▶ Aim
Read the lines below. Copy out any that hold the string "Business".

····················

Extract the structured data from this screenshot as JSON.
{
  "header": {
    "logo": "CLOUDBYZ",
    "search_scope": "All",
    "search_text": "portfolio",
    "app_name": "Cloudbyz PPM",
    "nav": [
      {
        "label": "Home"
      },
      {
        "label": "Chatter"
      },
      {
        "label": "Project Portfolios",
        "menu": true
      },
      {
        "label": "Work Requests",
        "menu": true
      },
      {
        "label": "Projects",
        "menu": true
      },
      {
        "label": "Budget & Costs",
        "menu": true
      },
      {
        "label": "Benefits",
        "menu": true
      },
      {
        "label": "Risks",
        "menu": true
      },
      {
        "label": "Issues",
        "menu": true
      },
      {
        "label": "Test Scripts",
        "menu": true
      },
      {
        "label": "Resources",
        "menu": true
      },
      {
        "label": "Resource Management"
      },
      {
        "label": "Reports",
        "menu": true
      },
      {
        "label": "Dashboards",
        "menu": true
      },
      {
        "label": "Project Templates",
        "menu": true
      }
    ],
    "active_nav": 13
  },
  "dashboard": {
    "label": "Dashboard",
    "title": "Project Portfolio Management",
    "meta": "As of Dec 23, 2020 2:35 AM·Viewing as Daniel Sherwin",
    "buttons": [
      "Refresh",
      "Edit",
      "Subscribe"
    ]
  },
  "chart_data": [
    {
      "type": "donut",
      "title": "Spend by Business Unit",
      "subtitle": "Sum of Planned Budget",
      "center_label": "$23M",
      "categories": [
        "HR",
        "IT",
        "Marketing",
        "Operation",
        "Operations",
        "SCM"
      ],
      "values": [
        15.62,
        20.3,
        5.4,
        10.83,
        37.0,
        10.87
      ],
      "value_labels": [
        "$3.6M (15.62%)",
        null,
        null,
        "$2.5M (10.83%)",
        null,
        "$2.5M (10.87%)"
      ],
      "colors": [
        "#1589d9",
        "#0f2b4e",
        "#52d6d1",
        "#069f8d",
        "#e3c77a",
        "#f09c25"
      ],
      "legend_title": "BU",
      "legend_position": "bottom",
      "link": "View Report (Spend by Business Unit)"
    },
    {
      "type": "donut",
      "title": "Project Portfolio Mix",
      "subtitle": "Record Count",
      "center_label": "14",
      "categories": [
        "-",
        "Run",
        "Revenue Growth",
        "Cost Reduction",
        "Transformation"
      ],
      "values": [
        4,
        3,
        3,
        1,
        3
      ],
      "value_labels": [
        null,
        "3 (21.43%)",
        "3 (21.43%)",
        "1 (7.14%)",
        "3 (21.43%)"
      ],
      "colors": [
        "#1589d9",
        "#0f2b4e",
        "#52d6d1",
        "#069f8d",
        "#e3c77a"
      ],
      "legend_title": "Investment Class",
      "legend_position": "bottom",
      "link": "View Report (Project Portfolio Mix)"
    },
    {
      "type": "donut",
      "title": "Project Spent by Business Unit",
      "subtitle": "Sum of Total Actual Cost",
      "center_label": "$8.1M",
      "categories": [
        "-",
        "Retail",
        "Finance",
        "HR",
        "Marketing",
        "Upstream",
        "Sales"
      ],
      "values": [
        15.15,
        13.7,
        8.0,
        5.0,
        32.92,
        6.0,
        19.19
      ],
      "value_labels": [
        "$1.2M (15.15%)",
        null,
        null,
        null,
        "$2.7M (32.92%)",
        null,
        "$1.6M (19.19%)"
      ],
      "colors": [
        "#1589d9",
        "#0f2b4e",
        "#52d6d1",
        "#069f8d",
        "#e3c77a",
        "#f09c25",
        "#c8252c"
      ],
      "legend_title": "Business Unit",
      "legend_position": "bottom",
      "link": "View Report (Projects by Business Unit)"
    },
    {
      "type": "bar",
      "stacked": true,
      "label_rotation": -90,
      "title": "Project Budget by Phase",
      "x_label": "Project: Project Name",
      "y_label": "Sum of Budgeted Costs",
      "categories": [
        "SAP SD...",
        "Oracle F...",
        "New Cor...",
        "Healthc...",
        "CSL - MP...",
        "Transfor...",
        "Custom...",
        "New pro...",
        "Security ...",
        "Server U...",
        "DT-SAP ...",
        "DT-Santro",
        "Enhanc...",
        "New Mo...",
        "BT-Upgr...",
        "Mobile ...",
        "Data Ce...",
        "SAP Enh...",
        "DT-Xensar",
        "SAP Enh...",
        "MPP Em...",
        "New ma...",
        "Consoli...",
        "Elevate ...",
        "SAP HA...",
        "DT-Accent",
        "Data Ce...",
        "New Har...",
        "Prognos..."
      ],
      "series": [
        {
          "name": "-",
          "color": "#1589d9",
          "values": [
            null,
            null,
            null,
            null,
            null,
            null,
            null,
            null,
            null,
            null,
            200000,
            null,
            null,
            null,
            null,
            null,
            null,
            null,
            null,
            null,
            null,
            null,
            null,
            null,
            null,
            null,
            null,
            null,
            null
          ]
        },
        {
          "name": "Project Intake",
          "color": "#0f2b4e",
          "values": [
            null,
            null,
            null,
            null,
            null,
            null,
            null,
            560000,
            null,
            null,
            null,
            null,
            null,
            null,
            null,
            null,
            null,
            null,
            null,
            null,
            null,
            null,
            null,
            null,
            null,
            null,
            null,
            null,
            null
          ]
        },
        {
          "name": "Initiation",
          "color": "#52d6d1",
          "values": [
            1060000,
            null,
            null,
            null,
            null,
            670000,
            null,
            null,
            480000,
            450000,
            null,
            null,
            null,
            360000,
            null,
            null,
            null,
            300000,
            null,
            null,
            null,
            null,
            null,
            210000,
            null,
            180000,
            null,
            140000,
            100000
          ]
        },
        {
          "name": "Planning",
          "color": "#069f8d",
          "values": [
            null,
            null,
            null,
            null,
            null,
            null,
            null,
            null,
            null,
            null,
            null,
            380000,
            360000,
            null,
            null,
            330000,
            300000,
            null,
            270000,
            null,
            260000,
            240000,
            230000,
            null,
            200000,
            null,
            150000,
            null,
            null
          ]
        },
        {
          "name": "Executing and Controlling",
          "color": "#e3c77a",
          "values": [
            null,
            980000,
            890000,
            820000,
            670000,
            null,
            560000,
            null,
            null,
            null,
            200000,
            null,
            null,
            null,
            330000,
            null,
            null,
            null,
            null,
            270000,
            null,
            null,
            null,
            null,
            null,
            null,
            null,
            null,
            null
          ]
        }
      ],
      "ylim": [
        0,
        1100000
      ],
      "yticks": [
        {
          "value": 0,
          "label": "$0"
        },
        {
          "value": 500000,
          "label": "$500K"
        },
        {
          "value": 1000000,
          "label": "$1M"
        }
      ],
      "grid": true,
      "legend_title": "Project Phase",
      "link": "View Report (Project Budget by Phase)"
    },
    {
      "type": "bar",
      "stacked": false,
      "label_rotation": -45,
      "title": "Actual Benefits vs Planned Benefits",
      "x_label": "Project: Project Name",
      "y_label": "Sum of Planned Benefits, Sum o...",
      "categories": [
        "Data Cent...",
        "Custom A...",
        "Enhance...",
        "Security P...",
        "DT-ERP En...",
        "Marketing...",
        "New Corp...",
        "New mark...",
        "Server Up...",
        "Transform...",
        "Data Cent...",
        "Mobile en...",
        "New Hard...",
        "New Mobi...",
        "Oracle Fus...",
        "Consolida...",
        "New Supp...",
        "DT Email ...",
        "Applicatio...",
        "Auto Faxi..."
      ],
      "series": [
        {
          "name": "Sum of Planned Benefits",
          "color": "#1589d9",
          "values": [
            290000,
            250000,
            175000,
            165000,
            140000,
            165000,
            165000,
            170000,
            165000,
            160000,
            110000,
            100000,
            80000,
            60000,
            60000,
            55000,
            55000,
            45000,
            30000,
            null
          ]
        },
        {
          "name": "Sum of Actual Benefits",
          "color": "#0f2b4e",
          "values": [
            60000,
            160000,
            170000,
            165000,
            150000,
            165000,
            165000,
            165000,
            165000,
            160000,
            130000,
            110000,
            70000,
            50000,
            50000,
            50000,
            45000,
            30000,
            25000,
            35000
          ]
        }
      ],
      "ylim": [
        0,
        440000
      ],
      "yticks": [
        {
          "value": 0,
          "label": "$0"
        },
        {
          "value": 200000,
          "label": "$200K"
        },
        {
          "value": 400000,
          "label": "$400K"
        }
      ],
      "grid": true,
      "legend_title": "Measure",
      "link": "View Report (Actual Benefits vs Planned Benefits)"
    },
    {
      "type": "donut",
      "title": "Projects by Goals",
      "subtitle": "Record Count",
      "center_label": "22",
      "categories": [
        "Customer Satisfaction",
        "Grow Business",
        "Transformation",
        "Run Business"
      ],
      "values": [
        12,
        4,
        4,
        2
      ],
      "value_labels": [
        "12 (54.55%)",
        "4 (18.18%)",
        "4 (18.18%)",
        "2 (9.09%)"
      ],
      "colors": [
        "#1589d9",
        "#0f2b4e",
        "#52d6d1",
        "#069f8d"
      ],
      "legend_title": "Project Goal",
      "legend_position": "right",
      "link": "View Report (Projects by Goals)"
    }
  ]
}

····················

▶ Solution
      "title": "Spend by Business Unit",
      "link": "View Report (Spend by Business Unit)"
      "title": "Project Spent by Business Unit",
      "legend_title": "Business Unit",
      "link": "View Report (Projects by Business Unit)"
        "Grow Business",
        "Run Business"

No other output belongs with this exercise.